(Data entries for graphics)
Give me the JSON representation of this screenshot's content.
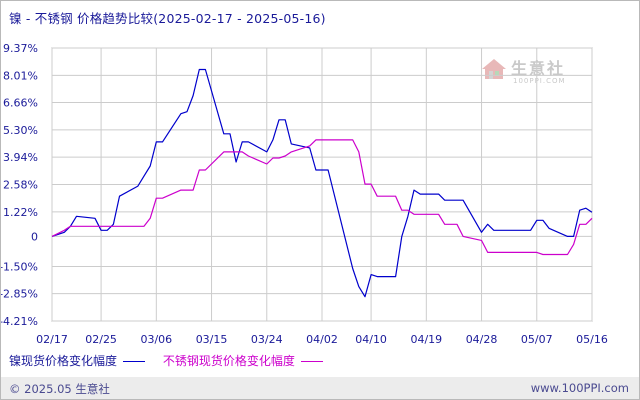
{
  "title": "镍 - 不锈钢 价格趋势比较(2025-02-17 - 2025-05-16)",
  "footer": {
    "left": "© 2025.05 生意社",
    "right": "www.100PPI.com"
  },
  "watermark": {
    "name": "生意社",
    "url": "100PPI.COM",
    "icon": "house-logo-icon"
  },
  "colors": {
    "nickel": "#0000cc",
    "stainless": "#cc00cc",
    "grid": "#cccccc",
    "axis_text": "#1a1a99"
  },
  "chart_data": {
    "type": "line",
    "title": "镍 - 不锈钢 价格趋势比较(2025-02-17 - 2025-05-16)",
    "xlabel": "",
    "ylabel": "",
    "x_range": [
      "2025-02-17",
      "2025-05-16"
    ],
    "x_ticks": [
      "02/17",
      "02/25",
      "03/06",
      "03/15",
      "03/24",
      "04/02",
      "04/10",
      "04/19",
      "04/28",
      "05/07",
      "05/16"
    ],
    "y_ticks": [
      {
        "value": 9.37,
        "label": "9.37%"
      },
      {
        "value": 8.01,
        "label": "8.01%"
      },
      {
        "value": 6.66,
        "label": "6.66%"
      },
      {
        "value": 5.3,
        "label": "5.30%"
      },
      {
        "value": 3.94,
        "label": "3.94%"
      },
      {
        "value": 2.58,
        "label": "2.58%"
      },
      {
        "value": 1.22,
        "label": "1.22%"
      },
      {
        "value": 0,
        "label": "0"
      },
      {
        "value": -1.5,
        "label": "-1.50%"
      },
      {
        "value": -2.85,
        "label": "-2.85%"
      },
      {
        "value": -4.21,
        "label": "-4.21%"
      }
    ],
    "ylim": [
      -4.21,
      9.37
    ],
    "grid": true,
    "legend_position": "bottom",
    "series": [
      {
        "name": "镍现货价格变化幅度",
        "color": "#0000cc",
        "points": [
          [
            "02/17",
            0.0
          ],
          [
            "02/19",
            0.2
          ],
          [
            "02/20",
            0.5
          ],
          [
            "02/21",
            1.0
          ],
          [
            "02/24",
            0.9
          ],
          [
            "02/25",
            0.3
          ],
          [
            "02/26",
            0.3
          ],
          [
            "02/27",
            0.6
          ],
          [
            "02/28",
            2.0
          ],
          [
            "03/03",
            2.5
          ],
          [
            "03/04",
            3.0
          ],
          [
            "03/05",
            3.5
          ],
          [
            "03/06",
            4.7
          ],
          [
            "03/07",
            4.7
          ],
          [
            "03/10",
            6.1
          ],
          [
            "03/11",
            6.2
          ],
          [
            "03/12",
            7.0
          ],
          [
            "03/13",
            8.3
          ],
          [
            "03/14",
            8.3
          ],
          [
            "03/17",
            5.1
          ],
          [
            "03/18",
            5.1
          ],
          [
            "03/19",
            3.7
          ],
          [
            "03/20",
            4.7
          ],
          [
            "03/21",
            4.7
          ],
          [
            "03/24",
            4.2
          ],
          [
            "03/25",
            4.8
          ],
          [
            "03/26",
            5.8
          ],
          [
            "03/27",
            5.8
          ],
          [
            "03/28",
            4.6
          ],
          [
            "03/31",
            4.4
          ],
          [
            "04/01",
            3.3
          ],
          [
            "04/02",
            3.3
          ],
          [
            "04/03",
            3.3
          ],
          [
            "04/07",
            -1.6
          ],
          [
            "04/08",
            -2.5
          ],
          [
            "04/09",
            -3.0
          ],
          [
            "04/10",
            -1.9
          ],
          [
            "04/11",
            -2.0
          ],
          [
            "04/14",
            -2.0
          ],
          [
            "04/15",
            0.0
          ],
          [
            "04/16",
            1.0
          ],
          [
            "04/17",
            2.3
          ],
          [
            "04/18",
            2.1
          ],
          [
            "04/21",
            2.1
          ],
          [
            "04/22",
            1.8
          ],
          [
            "04/23",
            1.8
          ],
          [
            "04/24",
            1.8
          ],
          [
            "04/25",
            1.8
          ],
          [
            "04/28",
            0.2
          ],
          [
            "04/29",
            0.6
          ],
          [
            "04/30",
            0.3
          ],
          [
            "05/06",
            0.3
          ],
          [
            "05/07",
            0.8
          ],
          [
            "05/08",
            0.8
          ],
          [
            "05/09",
            0.4
          ],
          [
            "05/12",
            0.0
          ],
          [
            "05/13",
            0.0
          ],
          [
            "05/14",
            1.3
          ],
          [
            "05/15",
            1.4
          ],
          [
            "05/16",
            1.2
          ]
        ]
      },
      {
        "name": "不锈钢现货价格变化幅度",
        "color": "#cc00cc",
        "points": [
          [
            "02/17",
            0.0
          ],
          [
            "02/19",
            0.3
          ],
          [
            "02/20",
            0.5
          ],
          [
            "02/21",
            0.5
          ],
          [
            "02/24",
            0.5
          ],
          [
            "02/25",
            0.5
          ],
          [
            "02/26",
            0.5
          ],
          [
            "02/27",
            0.5
          ],
          [
            "02/28",
            0.5
          ],
          [
            "03/03",
            0.5
          ],
          [
            "03/04",
            0.5
          ],
          [
            "03/05",
            0.9
          ],
          [
            "03/06",
            1.9
          ],
          [
            "03/07",
            1.9
          ],
          [
            "03/10",
            2.3
          ],
          [
            "03/11",
            2.3
          ],
          [
            "03/12",
            2.3
          ],
          [
            "03/13",
            3.3
          ],
          [
            "03/14",
            3.3
          ],
          [
            "03/17",
            4.2
          ],
          [
            "03/18",
            4.2
          ],
          [
            "03/19",
            4.2
          ],
          [
            "03/20",
            4.2
          ],
          [
            "03/21",
            4.0
          ],
          [
            "03/24",
            3.6
          ],
          [
            "03/25",
            3.9
          ],
          [
            "03/26",
            3.9
          ],
          [
            "03/27",
            4.0
          ],
          [
            "03/28",
            4.2
          ],
          [
            "03/31",
            4.5
          ],
          [
            "04/01",
            4.8
          ],
          [
            "04/02",
            4.8
          ],
          [
            "04/03",
            4.8
          ],
          [
            "04/07",
            4.8
          ],
          [
            "04/08",
            4.2
          ],
          [
            "04/09",
            2.6
          ],
          [
            "04/10",
            2.6
          ],
          [
            "04/11",
            2.0
          ],
          [
            "04/14",
            2.0
          ],
          [
            "04/15",
            1.3
          ],
          [
            "04/16",
            1.3
          ],
          [
            "04/17",
            1.1
          ],
          [
            "04/18",
            1.1
          ],
          [
            "04/21",
            1.1
          ],
          [
            "04/22",
            0.6
          ],
          [
            "04/23",
            0.6
          ],
          [
            "04/24",
            0.6
          ],
          [
            "04/25",
            0.0
          ],
          [
            "04/28",
            -0.2
          ],
          [
            "04/29",
            -0.8
          ],
          [
            "04/30",
            -0.8
          ],
          [
            "05/06",
            -0.8
          ],
          [
            "05/07",
            -0.8
          ],
          [
            "05/08",
            -0.9
          ],
          [
            "05/09",
            -0.9
          ],
          [
            "05/12",
            -0.9
          ],
          [
            "05/13",
            -0.4
          ],
          [
            "05/14",
            0.6
          ],
          [
            "05/15",
            0.6
          ],
          [
            "05/16",
            0.9
          ]
        ]
      }
    ]
  }
}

Task brief:
Write the lines above out again exactly, without any of their pictures.

Full solution:
Give me the JSON representation of this screenshot's content.
{
  "title": "镍 - 不锈钢 价格趋势比较(2025-02-17 - 2025-05-16)",
  "footer": {
    "left": "© 2025.05 生意社",
    "right": "www.100PPI.com"
  },
  "watermark": {
    "name": "生意社",
    "url": "100PPI.COM",
    "icon": "house-logo-icon"
  },
  "colors": {
    "nickel": "#0000cc",
    "stainless": "#cc00cc",
    "grid": "#cccccc",
    "axis_text": "#1a1a99"
  },
  "chart_data": {
    "type": "line",
    "title": "镍 - 不锈钢 价格趋势比较(2025-02-17 - 2025-05-16)",
    "xlabel": "",
    "ylabel": "",
    "x_range": [
      "2025-02-17",
      "2025-05-16"
    ],
    "x_ticks": [
      "02/17",
      "02/25",
      "03/06",
      "03/15",
      "03/24",
      "04/02",
      "04/10",
      "04/19",
      "04/28",
      "05/07",
      "05/16"
    ],
    "y_ticks": [
      {
        "value": 9.37,
        "label": "9.37%"
      },
      {
        "value": 8.01,
        "label": "8.01%"
      },
      {
        "value": 6.66,
        "label": "6.66%"
      },
      {
        "value": 5.3,
        "label": "5.30%"
      },
      {
        "value": 3.94,
        "label": "3.94%"
      },
      {
        "value": 2.58,
        "label": "2.58%"
      },
      {
        "value": 1.22,
        "label": "1.22%"
      },
      {
        "value": 0,
        "label": "0"
      },
      {
        "value": -1.5,
        "label": "-1.50%"
      },
      {
        "value": -2.85,
        "label": "-2.85%"
      },
      {
        "value": -4.21,
        "label": "-4.21%"
      }
    ],
    "ylim": [
      -4.21,
      9.37
    ],
    "grid": true,
    "legend_position": "bottom",
    "series": [
      {
        "name": "镍现货价格变化幅度",
        "color": "#0000cc",
        "points": [
          [
            "02/17",
            0.0
          ],
          [
            "02/19",
            0.2
          ],
          [
            "02/20",
            0.5
          ],
          [
            "02/21",
            1.0
          ],
          [
            "02/24",
            0.9
          ],
          [
            "02/25",
            0.3
          ],
          [
            "02/26",
            0.3
          ],
          [
            "02/27",
            0.6
          ],
          [
            "02/28",
            2.0
          ],
          [
            "03/03",
            2.5
          ],
          [
            "03/04",
            3.0
          ],
          [
            "03/05",
            3.5
          ],
          [
            "03/06",
            4.7
          ],
          [
            "03/07",
            4.7
          ],
          [
            "03/10",
            6.1
          ],
          [
            "03/11",
            6.2
          ],
          [
            "03/12",
            7.0
          ],
          [
            "03/13",
            8.3
          ],
          [
            "03/14",
            8.3
          ],
          [
            "03/17",
            5.1
          ],
          [
            "03/18",
            5.1
          ],
          [
            "03/19",
            3.7
          ],
          [
            "03/20",
            4.7
          ],
          [
            "03/21",
            4.7
          ],
          [
            "03/24",
            4.2
          ],
          [
            "03/25",
            4.8
          ],
          [
            "03/26",
            5.8
          ],
          [
            "03/27",
            5.8
          ],
          [
            "03/28",
            4.6
          ],
          [
            "03/31",
            4.4
          ],
          [
            "04/01",
            3.3
          ],
          [
            "04/02",
            3.3
          ],
          [
            "04/03",
            3.3
          ],
          [
            "04/07",
            -1.6
          ],
          [
            "04/08",
            -2.5
          ],
          [
            "04/09",
            -3.0
          ],
          [
            "04/10",
            -1.9
          ],
          [
            "04/11",
            -2.0
          ],
          [
            "04/14",
            -2.0
          ],
          [
            "04/15",
            0.0
          ],
          [
            "04/16",
            1.0
          ],
          [
            "04/17",
            2.3
          ],
          [
            "04/18",
            2.1
          ],
          [
            "04/21",
            2.1
          ],
          [
            "04/22",
            1.8
          ],
          [
            "04/23",
            1.8
          ],
          [
            "04/24",
            1.8
          ],
          [
            "04/25",
            1.8
          ],
          [
            "04/28",
            0.2
          ],
          [
            "04/29",
            0.6
          ],
          [
            "04/30",
            0.3
          ],
          [
            "05/06",
            0.3
          ],
          [
            "05/07",
            0.8
          ],
          [
            "05/08",
            0.8
          ],
          [
            "05/09",
            0.4
          ],
          [
            "05/12",
            0.0
          ],
          [
            "05/13",
            0.0
          ],
          [
            "05/14",
            1.3
          ],
          [
            "05/15",
            1.4
          ],
          [
            "05/16",
            1.2
          ]
        ]
      },
      {
        "name": "不锈钢现货价格变化幅度",
        "color": "#cc00cc",
        "points": [
          [
            "02/17",
            0.0
          ],
          [
            "02/19",
            0.3
          ],
          [
            "02/20",
            0.5
          ],
          [
            "02/21",
            0.5
          ],
          [
            "02/24",
            0.5
          ],
          [
            "02/25",
            0.5
          ],
          [
            "02/26",
            0.5
          ],
          [
            "02/27",
            0.5
          ],
          [
            "02/28",
            0.5
          ],
          [
            "03/03",
            0.5
          ],
          [
            "03/04",
            0.5
          ],
          [
            "03/05",
            0.9
          ],
          [
            "03/06",
            1.9
          ],
          [
            "03/07",
            1.9
          ],
          [
            "03/10",
            2.3
          ],
          [
            "03/11",
            2.3
          ],
          [
            "03/12",
            2.3
          ],
          [
            "03/13",
            3.3
          ],
          [
            "03/14",
            3.3
          ],
          [
            "03/17",
            4.2
          ],
          [
            "03/18",
            4.2
          ],
          [
            "03/19",
            4.2
          ],
          [
            "03/20",
            4.2
          ],
          [
            "03/21",
            4.0
          ],
          [
            "03/24",
            3.6
          ],
          [
            "03/25",
            3.9
          ],
          [
            "03/26",
            3.9
          ],
          [
            "03/27",
            4.0
          ],
          [
            "03/28",
            4.2
          ],
          [
            "03/31",
            4.5
          ],
          [
            "04/01",
            4.8
          ],
          [
            "04/02",
            4.8
          ],
          [
            "04/03",
            4.8
          ],
          [
            "04/07",
            4.8
          ],
          [
            "04/08",
            4.2
          ],
          [
            "04/09",
            2.6
          ],
          [
            "04/10",
            2.6
          ],
          [
            "04/11",
            2.0
          ],
          [
            "04/14",
            2.0
          ],
          [
            "04/15",
            1.3
          ],
          [
            "04/16",
            1.3
          ],
          [
            "04/17",
            1.1
          ],
          [
            "04/18",
            1.1
          ],
          [
            "04/21",
            1.1
          ],
          [
            "04/22",
            0.6
          ],
          [
            "04/23",
            0.6
          ],
          [
            "04/24",
            0.6
          ],
          [
            "04/25",
            0.0
          ],
          [
            "04/28",
            -0.2
          ],
          [
            "04/29",
            -0.8
          ],
          [
            "04/30",
            -0.8
          ],
          [
            "05/06",
            -0.8
          ],
          [
            "05/07",
            -0.8
          ],
          [
            "05/08",
            -0.9
          ],
          [
            "05/09",
            -0.9
          ],
          [
            "05/12",
            -0.9
          ],
          [
            "05/13",
            -0.4
          ],
          [
            "05/14",
            0.6
          ],
          [
            "05/15",
            0.6
          ],
          [
            "05/16",
            0.9
          ]
        ]
      }
    ]
  }
}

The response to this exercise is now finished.